■ **Task description**
Reproduce, character for character, the lines in the records below that start with the line containing "scatter-point-hybrid <box>1610 977" and continue through the line containing "scatter-point-hybrid <box>1734 931", including both of those lines.

_ _ _ _

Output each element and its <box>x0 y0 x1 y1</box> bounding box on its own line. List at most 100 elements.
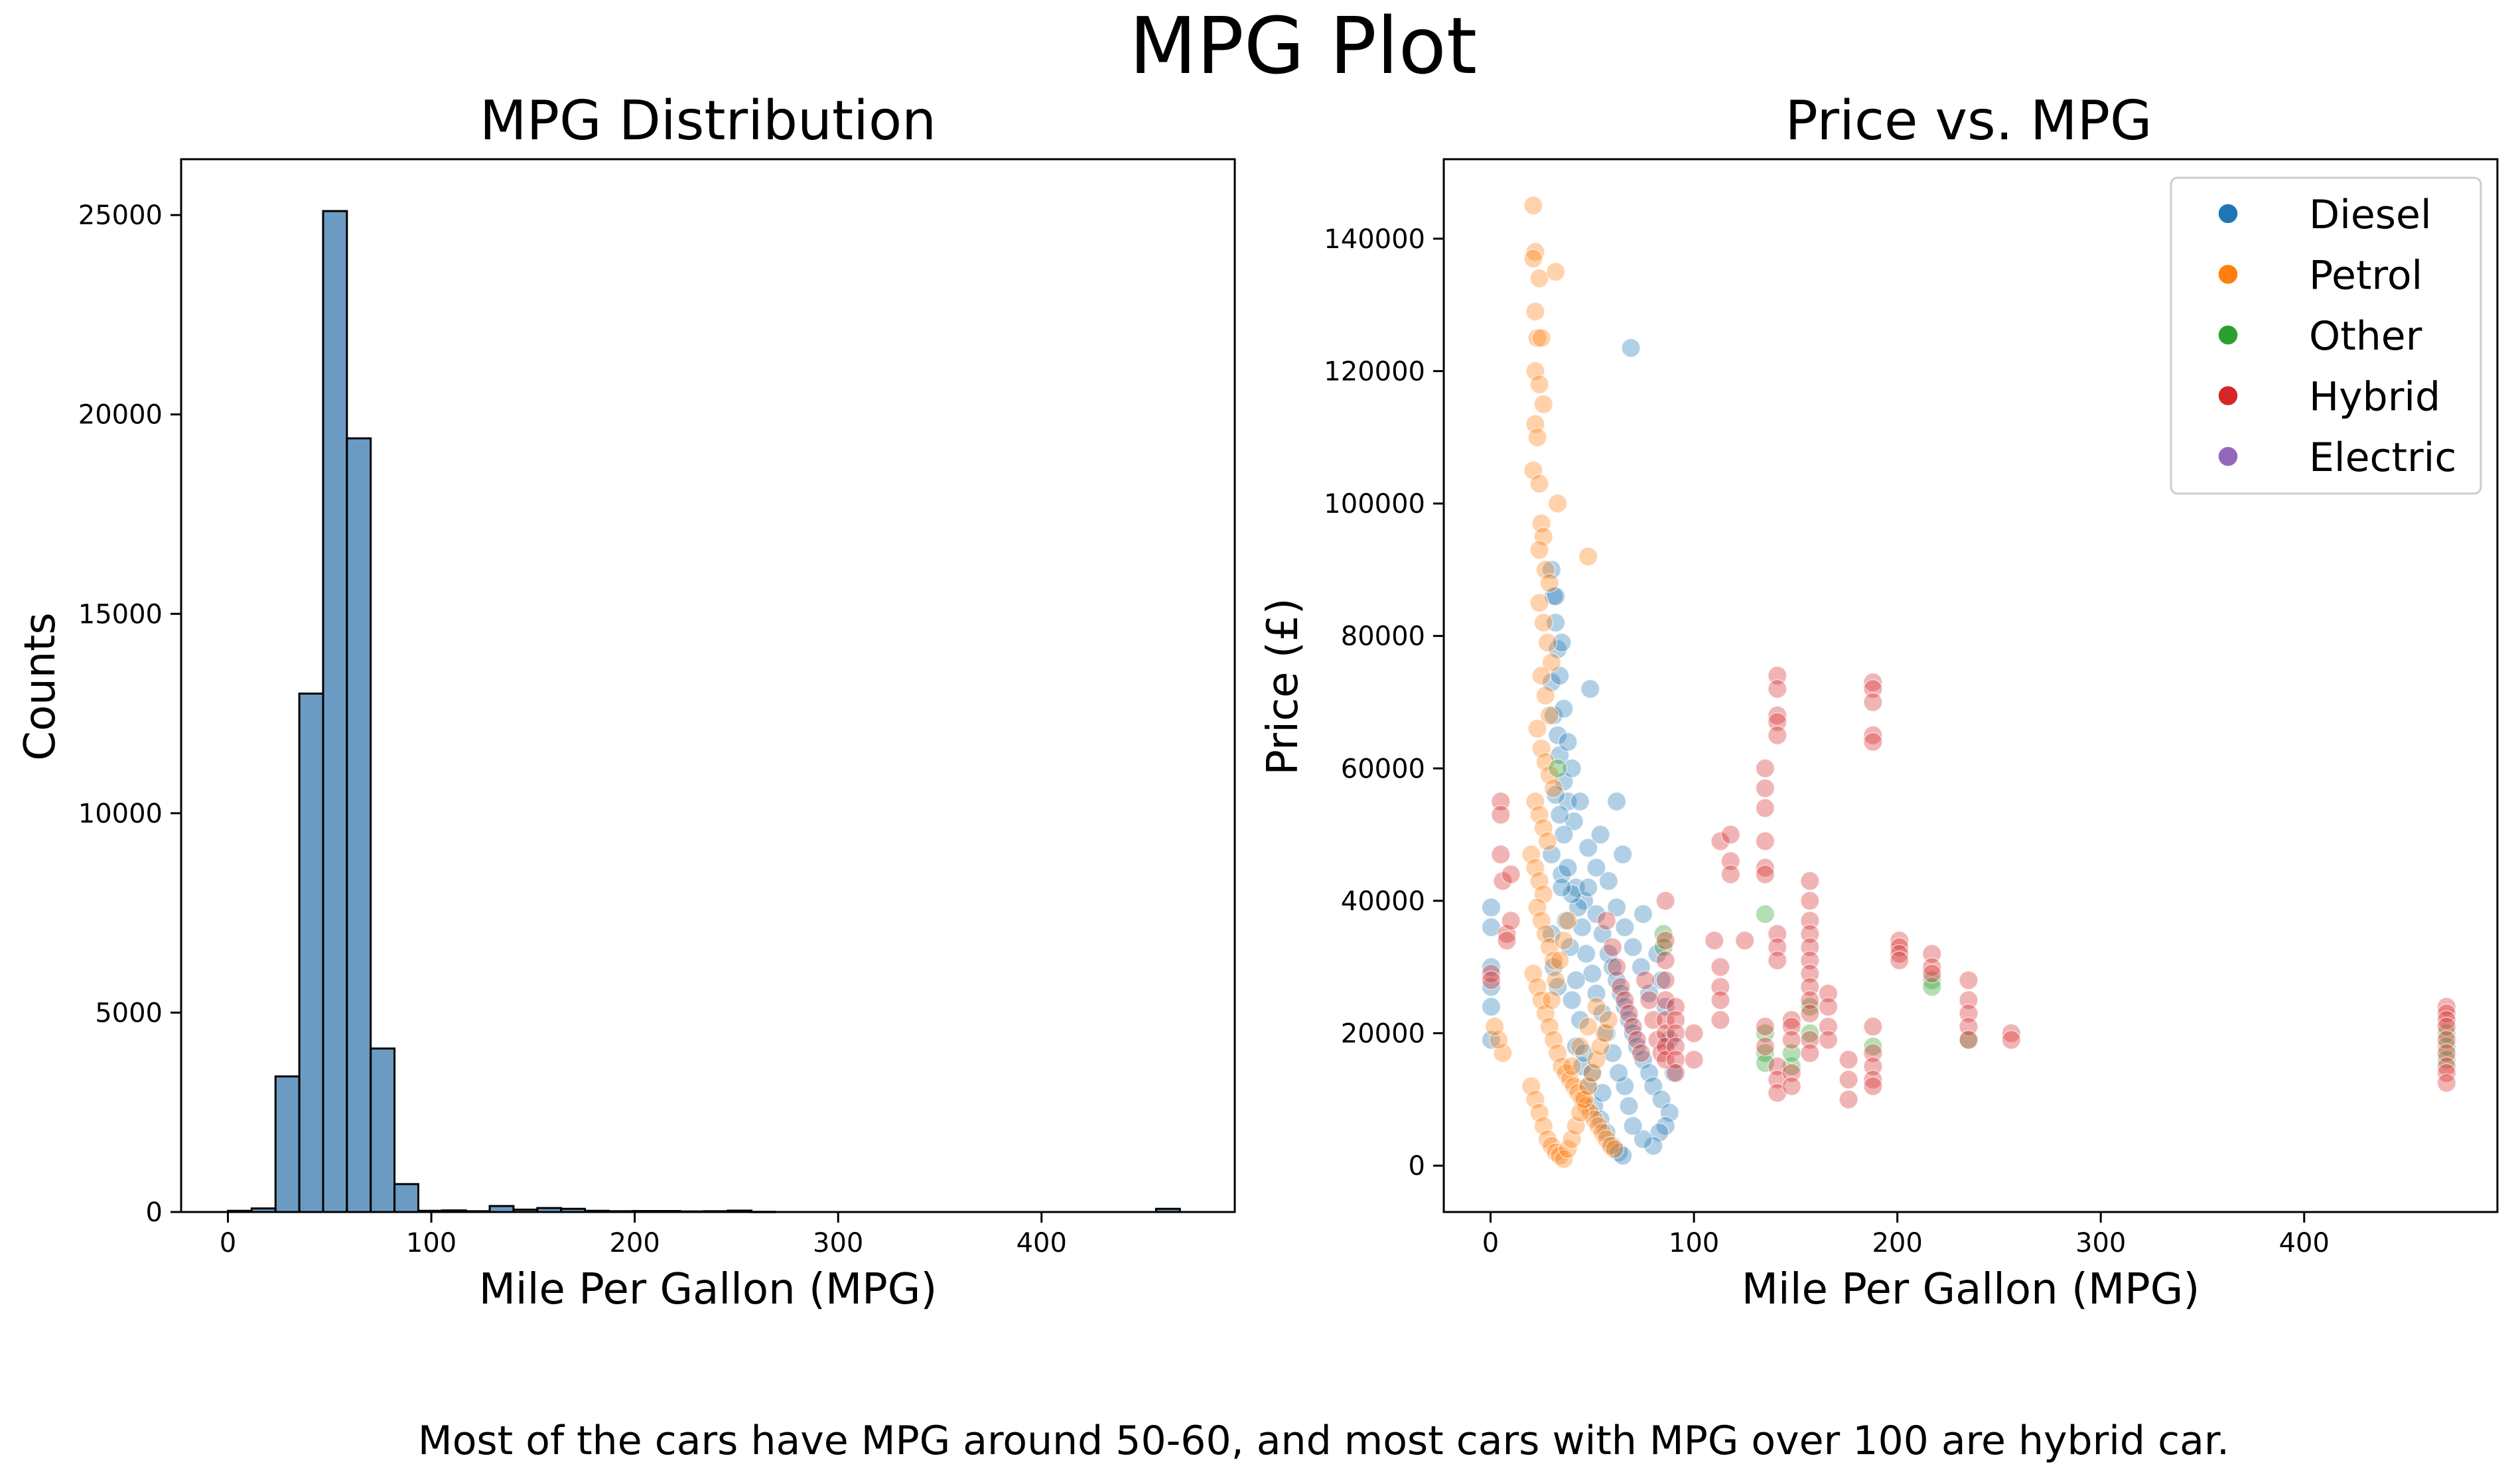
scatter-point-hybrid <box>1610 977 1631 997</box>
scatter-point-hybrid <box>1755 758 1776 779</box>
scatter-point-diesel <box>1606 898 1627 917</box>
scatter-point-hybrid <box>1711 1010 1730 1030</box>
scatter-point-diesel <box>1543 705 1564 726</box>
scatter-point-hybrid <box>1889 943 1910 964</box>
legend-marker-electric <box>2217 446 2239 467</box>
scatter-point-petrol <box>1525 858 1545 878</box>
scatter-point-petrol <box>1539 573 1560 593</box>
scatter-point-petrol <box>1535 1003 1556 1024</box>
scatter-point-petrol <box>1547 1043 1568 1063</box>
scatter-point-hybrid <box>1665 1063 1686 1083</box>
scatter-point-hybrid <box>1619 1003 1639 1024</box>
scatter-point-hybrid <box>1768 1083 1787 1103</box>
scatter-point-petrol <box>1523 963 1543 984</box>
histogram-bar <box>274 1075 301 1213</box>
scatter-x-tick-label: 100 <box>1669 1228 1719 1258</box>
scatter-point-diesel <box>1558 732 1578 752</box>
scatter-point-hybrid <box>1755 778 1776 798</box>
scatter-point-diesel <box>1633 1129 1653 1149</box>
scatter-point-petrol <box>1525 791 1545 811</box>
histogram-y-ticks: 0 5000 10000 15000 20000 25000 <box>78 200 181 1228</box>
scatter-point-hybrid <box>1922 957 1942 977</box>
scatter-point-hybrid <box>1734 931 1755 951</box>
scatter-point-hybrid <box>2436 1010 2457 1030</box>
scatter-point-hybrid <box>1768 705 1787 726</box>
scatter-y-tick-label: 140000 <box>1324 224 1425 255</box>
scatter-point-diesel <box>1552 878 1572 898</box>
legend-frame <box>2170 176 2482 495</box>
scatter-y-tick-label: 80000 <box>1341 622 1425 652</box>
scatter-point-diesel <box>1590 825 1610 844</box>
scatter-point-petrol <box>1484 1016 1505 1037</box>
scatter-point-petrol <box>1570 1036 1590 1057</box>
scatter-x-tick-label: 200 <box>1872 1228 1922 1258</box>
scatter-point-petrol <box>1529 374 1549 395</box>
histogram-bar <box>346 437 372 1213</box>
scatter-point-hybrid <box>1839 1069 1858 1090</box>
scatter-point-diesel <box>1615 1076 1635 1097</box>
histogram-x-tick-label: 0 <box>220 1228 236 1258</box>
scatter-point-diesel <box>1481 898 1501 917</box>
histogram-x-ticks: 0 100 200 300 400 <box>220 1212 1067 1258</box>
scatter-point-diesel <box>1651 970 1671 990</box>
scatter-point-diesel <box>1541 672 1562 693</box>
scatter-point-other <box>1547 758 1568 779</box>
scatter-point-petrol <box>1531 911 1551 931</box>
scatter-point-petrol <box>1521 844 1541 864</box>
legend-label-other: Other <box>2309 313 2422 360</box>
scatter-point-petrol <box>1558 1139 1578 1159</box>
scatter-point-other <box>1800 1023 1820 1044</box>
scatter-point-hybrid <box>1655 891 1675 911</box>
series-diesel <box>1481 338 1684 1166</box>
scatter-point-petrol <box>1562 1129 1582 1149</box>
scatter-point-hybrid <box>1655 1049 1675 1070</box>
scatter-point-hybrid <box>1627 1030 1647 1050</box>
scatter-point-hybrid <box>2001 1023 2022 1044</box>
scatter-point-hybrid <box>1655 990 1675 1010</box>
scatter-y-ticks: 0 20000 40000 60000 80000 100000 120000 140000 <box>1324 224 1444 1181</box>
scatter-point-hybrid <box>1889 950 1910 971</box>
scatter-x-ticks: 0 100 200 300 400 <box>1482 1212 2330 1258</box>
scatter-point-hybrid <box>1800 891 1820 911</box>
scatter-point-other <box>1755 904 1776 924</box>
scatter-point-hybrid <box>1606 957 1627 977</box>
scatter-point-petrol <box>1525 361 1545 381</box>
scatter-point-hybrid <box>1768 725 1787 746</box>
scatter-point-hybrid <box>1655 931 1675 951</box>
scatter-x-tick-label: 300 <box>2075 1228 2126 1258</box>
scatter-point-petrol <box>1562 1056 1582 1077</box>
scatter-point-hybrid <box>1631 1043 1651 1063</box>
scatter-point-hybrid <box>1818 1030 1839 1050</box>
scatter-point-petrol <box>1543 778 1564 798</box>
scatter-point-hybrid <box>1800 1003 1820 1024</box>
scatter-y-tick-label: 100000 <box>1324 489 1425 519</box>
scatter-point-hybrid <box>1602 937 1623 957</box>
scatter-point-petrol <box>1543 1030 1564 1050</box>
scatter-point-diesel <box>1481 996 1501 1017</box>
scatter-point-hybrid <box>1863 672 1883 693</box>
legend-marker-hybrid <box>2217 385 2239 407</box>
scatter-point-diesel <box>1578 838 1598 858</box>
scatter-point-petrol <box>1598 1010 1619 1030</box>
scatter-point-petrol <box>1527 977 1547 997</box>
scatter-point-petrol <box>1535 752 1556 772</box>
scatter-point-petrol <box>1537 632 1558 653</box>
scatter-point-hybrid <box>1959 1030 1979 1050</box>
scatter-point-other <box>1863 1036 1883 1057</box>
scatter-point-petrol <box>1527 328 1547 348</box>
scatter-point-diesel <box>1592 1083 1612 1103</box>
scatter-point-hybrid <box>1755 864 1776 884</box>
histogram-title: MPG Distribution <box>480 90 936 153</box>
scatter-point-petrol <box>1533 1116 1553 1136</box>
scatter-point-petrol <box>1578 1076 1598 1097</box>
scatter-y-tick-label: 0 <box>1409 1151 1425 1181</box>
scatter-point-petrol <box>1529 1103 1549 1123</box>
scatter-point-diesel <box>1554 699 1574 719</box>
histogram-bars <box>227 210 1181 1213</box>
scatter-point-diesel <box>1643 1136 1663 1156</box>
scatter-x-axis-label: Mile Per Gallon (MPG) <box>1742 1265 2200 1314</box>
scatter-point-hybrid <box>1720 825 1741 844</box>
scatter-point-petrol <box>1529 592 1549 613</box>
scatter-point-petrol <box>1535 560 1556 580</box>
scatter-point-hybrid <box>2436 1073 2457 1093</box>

_ _ _ _

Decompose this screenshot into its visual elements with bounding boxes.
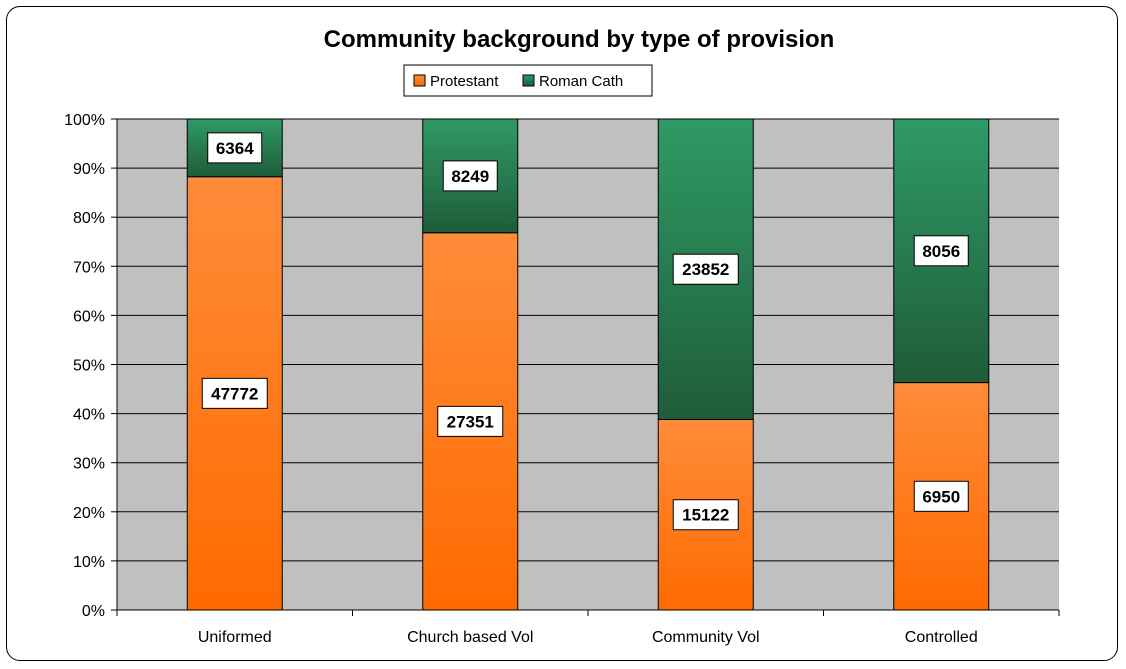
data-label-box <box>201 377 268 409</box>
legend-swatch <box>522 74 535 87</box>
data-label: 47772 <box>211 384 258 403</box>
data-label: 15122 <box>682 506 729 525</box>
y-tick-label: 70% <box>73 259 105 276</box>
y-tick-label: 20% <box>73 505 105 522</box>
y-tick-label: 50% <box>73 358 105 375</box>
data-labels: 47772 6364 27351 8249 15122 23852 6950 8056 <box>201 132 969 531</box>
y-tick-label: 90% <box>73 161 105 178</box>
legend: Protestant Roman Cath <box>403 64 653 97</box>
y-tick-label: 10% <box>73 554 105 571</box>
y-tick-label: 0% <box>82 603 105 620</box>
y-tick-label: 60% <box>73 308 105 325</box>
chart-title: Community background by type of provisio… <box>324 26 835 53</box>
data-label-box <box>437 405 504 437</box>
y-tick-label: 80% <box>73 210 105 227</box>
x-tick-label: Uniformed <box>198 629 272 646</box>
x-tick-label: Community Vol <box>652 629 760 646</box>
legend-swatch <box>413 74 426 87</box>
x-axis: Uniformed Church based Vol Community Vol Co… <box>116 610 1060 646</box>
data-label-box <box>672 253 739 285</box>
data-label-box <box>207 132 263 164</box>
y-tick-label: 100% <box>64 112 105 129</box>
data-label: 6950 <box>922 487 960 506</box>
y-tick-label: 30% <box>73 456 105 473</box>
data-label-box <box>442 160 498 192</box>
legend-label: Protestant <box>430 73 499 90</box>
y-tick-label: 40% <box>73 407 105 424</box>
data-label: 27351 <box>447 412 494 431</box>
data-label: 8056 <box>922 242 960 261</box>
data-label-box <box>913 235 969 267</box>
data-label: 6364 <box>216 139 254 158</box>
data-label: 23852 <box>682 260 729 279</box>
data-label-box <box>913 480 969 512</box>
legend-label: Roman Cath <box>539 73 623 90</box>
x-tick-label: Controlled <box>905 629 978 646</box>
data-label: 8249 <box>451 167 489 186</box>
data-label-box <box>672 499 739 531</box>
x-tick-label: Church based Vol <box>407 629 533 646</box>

_ _ _ _

■ **The answer**
scatter-point-hybrid <box>1610 977 1631 997</box>
scatter-point-hybrid <box>1755 758 1776 779</box>
scatter-point-diesel <box>1606 898 1627 917</box>
scatter-point-hybrid <box>1711 1010 1730 1030</box>
scatter-point-diesel <box>1543 705 1564 726</box>
scatter-point-hybrid <box>1889 943 1910 964</box>
legend-marker-electric <box>2217 446 2239 467</box>
scatter-point-petrol <box>1525 858 1545 878</box>
scatter-point-petrol <box>1539 573 1560 593</box>
scatter-point-petrol <box>1535 1003 1556 1024</box>
scatter-point-petrol <box>1547 1043 1568 1063</box>
scatter-point-hybrid <box>1665 1063 1686 1083</box>
scatter-point-hybrid <box>1619 1003 1639 1024</box>
scatter-point-hybrid <box>1768 1083 1787 1103</box>
scatter-point-petrol <box>1523 963 1543 984</box>
histogram-bar <box>274 1075 301 1213</box>
scatter-x-tick-label: 100 <box>1669 1228 1719 1258</box>
scatter-point-diesel <box>1558 732 1578 752</box>
scatter-point-hybrid <box>1755 778 1776 798</box>
scatter-point-diesel <box>1633 1129 1653 1149</box>
scatter-point-petrol <box>1525 791 1545 811</box>
histogram-y-ticks: 0 5000 10000 15000 20000 25000 <box>78 200 181 1228</box>
scatter-point-hybrid <box>1922 957 1942 977</box>
scatter-point-hybrid <box>1734 931 1755 951</box>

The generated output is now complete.